• Exercise requirements
Find every line in the records below that holds the word "placeholder", and copy it out.

---------- Materials provided ----------

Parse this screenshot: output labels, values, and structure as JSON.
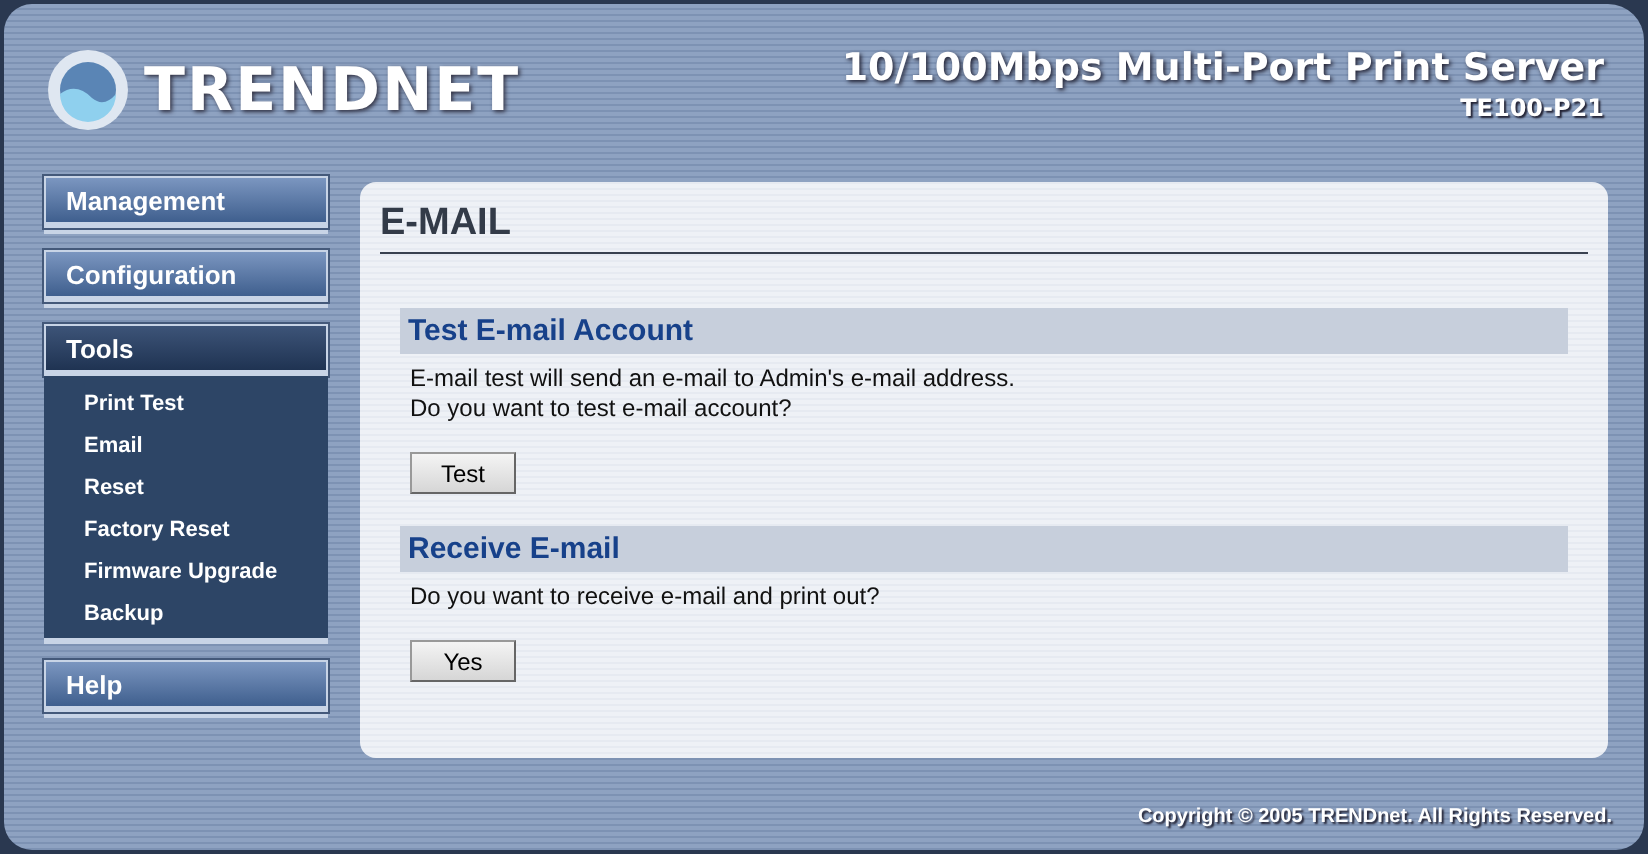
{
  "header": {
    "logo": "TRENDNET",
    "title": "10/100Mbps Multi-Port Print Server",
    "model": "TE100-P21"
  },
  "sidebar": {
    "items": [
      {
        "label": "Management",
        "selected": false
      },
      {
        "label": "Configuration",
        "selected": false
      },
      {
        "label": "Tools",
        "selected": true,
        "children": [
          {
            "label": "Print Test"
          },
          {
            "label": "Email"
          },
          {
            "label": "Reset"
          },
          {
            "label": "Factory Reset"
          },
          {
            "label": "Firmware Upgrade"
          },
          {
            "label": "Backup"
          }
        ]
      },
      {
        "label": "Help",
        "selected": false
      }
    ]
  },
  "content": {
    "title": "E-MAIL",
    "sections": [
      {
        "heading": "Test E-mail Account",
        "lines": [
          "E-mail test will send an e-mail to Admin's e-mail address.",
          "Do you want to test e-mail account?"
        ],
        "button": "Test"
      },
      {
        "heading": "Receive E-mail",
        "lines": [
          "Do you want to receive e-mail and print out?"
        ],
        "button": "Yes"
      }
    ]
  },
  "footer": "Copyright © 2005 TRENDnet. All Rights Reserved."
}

----------
---------- Materials provided ----------

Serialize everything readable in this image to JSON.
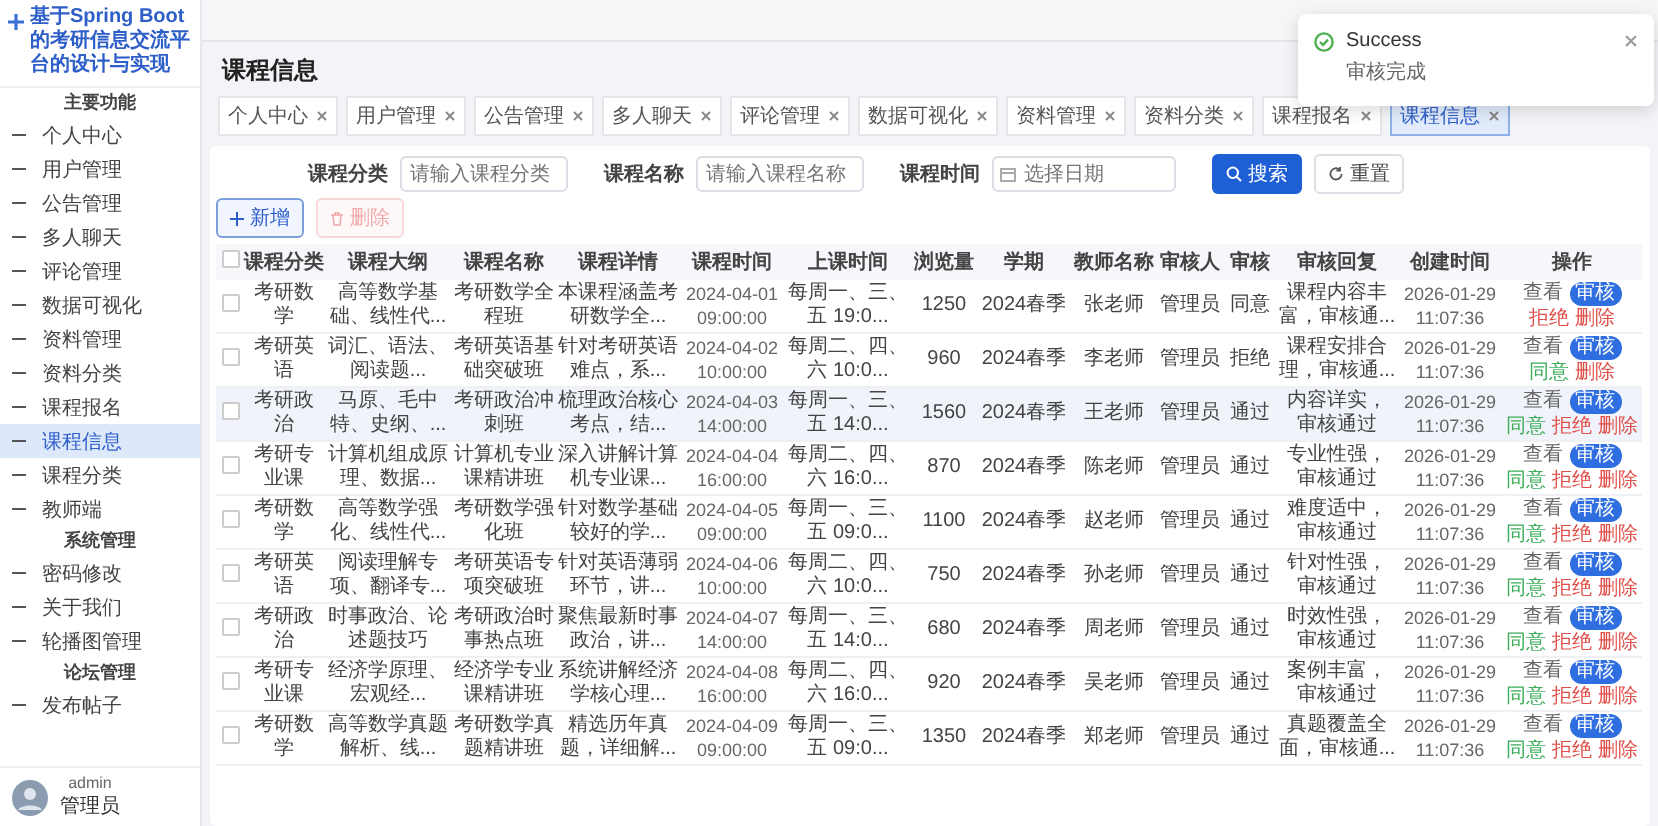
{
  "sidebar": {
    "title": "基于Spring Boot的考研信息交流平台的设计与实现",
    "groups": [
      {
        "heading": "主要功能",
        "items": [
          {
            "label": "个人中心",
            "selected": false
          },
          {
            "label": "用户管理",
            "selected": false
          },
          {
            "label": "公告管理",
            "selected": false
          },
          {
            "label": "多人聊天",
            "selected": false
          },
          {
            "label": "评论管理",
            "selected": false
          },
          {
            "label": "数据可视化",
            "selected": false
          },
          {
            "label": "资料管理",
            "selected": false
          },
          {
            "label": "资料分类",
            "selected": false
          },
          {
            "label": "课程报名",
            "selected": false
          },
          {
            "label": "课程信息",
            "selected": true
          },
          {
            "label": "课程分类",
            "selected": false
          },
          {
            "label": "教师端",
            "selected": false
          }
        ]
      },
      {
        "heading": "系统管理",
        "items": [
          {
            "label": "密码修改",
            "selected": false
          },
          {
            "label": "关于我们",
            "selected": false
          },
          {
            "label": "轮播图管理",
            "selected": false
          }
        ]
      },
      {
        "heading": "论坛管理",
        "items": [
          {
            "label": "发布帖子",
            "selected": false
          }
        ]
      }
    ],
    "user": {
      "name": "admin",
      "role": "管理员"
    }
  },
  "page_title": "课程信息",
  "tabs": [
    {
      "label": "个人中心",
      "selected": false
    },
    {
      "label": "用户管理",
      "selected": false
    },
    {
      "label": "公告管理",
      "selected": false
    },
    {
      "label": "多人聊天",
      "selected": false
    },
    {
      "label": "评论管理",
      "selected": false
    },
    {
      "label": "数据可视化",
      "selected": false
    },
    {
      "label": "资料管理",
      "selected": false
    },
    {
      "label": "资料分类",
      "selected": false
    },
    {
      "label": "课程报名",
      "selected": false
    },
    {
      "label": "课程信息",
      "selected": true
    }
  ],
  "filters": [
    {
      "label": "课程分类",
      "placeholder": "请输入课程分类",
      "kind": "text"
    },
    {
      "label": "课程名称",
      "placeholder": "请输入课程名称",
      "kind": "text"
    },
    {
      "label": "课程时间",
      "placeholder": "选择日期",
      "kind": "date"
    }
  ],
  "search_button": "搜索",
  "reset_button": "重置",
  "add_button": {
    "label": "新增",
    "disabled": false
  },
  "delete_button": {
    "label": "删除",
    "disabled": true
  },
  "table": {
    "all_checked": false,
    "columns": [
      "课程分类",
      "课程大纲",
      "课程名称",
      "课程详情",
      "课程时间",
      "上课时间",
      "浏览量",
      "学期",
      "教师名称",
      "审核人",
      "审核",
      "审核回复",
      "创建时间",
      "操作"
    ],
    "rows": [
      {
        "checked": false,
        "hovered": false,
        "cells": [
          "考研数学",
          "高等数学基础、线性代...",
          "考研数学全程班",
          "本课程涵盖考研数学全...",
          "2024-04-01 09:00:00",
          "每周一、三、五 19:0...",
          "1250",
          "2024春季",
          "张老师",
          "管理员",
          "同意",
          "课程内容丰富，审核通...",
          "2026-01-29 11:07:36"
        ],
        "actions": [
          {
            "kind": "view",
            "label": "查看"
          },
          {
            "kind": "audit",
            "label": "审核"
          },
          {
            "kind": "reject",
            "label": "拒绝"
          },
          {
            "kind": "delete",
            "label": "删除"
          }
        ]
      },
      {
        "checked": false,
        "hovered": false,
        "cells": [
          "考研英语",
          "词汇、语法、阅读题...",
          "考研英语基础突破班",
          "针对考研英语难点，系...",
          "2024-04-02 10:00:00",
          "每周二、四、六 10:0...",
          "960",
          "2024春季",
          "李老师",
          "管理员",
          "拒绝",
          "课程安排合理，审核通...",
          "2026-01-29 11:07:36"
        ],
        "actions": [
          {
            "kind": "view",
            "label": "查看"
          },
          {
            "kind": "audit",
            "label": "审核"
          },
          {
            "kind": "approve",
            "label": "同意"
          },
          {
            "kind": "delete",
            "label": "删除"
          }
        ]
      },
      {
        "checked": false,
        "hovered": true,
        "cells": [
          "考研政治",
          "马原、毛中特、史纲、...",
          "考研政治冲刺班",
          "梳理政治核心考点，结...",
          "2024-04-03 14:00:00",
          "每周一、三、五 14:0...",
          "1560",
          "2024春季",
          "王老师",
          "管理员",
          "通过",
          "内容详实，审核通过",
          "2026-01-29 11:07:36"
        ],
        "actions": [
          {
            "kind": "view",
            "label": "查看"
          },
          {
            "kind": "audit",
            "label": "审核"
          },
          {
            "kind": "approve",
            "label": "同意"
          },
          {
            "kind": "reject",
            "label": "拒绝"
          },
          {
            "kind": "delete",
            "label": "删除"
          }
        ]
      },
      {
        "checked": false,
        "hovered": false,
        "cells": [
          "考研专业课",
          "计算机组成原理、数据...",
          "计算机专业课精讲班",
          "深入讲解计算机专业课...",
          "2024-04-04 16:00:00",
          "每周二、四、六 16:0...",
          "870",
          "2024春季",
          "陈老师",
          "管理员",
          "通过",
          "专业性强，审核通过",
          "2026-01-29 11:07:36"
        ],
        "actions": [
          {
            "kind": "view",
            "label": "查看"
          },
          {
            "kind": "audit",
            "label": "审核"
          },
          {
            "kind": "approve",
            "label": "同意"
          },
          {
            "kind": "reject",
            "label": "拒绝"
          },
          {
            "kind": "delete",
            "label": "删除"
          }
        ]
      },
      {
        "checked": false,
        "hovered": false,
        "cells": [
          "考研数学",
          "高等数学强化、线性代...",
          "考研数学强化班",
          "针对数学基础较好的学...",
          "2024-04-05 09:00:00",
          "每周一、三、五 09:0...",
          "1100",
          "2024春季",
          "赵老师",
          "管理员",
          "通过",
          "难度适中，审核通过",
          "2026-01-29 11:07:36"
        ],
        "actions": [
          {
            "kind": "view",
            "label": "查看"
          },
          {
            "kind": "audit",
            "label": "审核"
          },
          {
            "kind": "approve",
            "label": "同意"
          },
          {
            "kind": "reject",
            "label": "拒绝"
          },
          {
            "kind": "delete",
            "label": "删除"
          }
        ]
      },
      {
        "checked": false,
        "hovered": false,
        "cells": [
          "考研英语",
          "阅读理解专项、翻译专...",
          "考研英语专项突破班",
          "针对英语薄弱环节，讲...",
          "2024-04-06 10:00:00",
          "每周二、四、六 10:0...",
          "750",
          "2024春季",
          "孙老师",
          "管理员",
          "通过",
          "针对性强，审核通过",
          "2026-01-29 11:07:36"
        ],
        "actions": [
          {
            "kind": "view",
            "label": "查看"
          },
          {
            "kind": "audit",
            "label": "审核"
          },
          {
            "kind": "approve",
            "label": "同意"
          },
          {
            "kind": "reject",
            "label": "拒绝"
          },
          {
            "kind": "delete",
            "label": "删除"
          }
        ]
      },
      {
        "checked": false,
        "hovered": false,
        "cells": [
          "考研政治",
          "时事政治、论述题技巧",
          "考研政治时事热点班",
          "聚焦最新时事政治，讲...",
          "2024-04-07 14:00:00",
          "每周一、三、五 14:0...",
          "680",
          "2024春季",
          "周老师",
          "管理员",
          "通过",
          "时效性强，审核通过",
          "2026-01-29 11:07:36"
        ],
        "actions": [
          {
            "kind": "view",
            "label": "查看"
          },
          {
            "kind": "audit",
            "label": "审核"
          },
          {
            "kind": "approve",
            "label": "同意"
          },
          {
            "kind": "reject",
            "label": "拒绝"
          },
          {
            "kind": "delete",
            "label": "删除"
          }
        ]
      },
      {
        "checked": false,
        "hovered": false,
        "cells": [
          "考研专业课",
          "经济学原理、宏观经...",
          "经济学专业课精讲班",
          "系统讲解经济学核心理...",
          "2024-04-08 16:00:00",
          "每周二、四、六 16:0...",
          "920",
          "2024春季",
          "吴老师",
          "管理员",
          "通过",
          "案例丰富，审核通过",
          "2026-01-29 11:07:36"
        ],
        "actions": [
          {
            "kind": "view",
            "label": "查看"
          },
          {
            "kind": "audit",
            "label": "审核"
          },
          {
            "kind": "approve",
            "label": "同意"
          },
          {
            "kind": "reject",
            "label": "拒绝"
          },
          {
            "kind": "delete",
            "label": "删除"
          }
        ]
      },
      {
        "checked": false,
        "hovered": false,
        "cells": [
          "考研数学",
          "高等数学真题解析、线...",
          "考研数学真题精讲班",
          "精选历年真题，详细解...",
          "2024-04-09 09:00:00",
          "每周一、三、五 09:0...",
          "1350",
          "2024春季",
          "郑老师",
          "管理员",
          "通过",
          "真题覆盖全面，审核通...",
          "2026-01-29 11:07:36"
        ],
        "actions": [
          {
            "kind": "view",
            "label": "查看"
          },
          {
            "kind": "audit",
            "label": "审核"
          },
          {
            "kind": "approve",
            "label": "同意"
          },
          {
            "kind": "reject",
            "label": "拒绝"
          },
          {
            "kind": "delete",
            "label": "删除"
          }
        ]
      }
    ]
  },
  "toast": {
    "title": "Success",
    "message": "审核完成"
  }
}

----------

• Expected answer
      "placeholder": "请输入课程分类",
      "placeholder": "请输入课程名称",
      "placeholder": "选择日期",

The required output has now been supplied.